§ **Short exercise**: Without skipping anything, write out each record below exactly.

— start The data —

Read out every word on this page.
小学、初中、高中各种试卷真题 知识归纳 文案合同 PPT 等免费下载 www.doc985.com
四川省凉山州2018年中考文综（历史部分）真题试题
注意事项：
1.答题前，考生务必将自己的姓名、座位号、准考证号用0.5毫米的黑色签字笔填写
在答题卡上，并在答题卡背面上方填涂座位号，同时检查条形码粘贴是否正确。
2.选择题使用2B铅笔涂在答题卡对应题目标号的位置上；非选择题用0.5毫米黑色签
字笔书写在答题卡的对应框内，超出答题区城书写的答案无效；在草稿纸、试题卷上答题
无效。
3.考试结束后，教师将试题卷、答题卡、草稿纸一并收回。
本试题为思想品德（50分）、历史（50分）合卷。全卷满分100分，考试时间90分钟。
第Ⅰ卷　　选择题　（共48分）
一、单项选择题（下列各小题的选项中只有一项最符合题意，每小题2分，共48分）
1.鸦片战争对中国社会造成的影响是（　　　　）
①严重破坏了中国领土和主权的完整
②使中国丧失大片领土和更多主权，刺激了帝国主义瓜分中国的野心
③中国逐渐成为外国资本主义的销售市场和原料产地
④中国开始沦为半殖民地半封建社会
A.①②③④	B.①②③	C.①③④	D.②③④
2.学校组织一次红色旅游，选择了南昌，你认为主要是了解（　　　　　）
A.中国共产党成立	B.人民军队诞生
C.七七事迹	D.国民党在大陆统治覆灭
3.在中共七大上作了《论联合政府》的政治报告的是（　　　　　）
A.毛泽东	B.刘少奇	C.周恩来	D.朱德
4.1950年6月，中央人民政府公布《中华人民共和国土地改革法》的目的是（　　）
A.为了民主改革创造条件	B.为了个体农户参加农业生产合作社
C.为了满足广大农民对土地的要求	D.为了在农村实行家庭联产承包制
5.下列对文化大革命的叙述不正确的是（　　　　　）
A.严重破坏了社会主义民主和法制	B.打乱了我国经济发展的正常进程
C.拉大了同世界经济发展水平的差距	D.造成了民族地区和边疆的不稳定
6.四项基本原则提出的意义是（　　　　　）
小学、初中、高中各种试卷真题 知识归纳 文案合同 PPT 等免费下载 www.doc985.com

— end The data —

§ **Written reply**:
Read out every word on this page.
小学、初中、高中各种试卷真题 知识归纳 文案合同 PPT 等免费下载 www.doc985.com
四川省凉山州2018年中考文综（历史部分）真题试题
注意事项：
1.答题前，考生务必将自己的姓名、座位号、准考证号用0.5毫米的黑色签字笔填写
在答题卡上，并在答题卡背面上方填涂座位号，同时检查条形码粘贴是否正确。
2.选择题使用2B铅笔涂在答题卡对应题目标号的位置上；非选择题用0.5毫米黑色签
字笔书写在答题卡的对应框内，超出答题区城书写的答案无效；在草稿纸、试题卷上答题
无效。
3.考试结束后，教师将试题卷、答题卡、草稿纸一并收回。
本试题为思想品德（50分）、历史（50分）合卷。全卷满分100分，考试时间90分钟。
第Ⅰ卷　　选择题　（共48分）
一、单项选择题（下列各小题的选项中只有一项最符合题意，每小题2分，共48分）
1.鸦片战争对中国社会造成的影响是（　　　　）
①严重破坏了中国领土和主权的完整
②使中国丧失大片领土和更多主权，刺激了帝国主义瓜分中国的野心
③中国逐渐成为外国资本主义的销售市场和原料产地
④中国开始沦为半殖民地半封建社会
A.①②③④	B.①②③	C.①③④	D.②③④
2.学校组织一次红色旅游，选择了南昌，你认为主要是了解（　　　　　）
A.中国共产党成立	B.人民军队诞生
C.七七事迹	D.国民党在大陆统治覆灭
3.在中共七大上作了《论联合政府》的政治报告的是（　　　　　）
A.毛泽东	B.刘少奇	C.周恩来	D.朱德
4.1950年6月，中央人民政府公布《中华人民共和国土地改革法》的目的是（　　）
A.为了民主改革创造条件	B.为了个体农户参加农业生产合作社
C.为了满足广大农民对土地的要求	D.为了在农村实行家庭联产承包制
5.下列对文化大革命的叙述不正确的是（　　　　　）
A.严重破坏了社会主义民主和法制	B.打乱了我国经济发展的正常进程
C.拉大了同世界经济发展水平的差距	D.造成了民族地区和边疆的不稳定
6.四项基本原则提出的意义是（　　　　　）
小学、初中、高中各种试卷真题 知识归纳 文案合同 PPT 等免费下载 www.doc985.com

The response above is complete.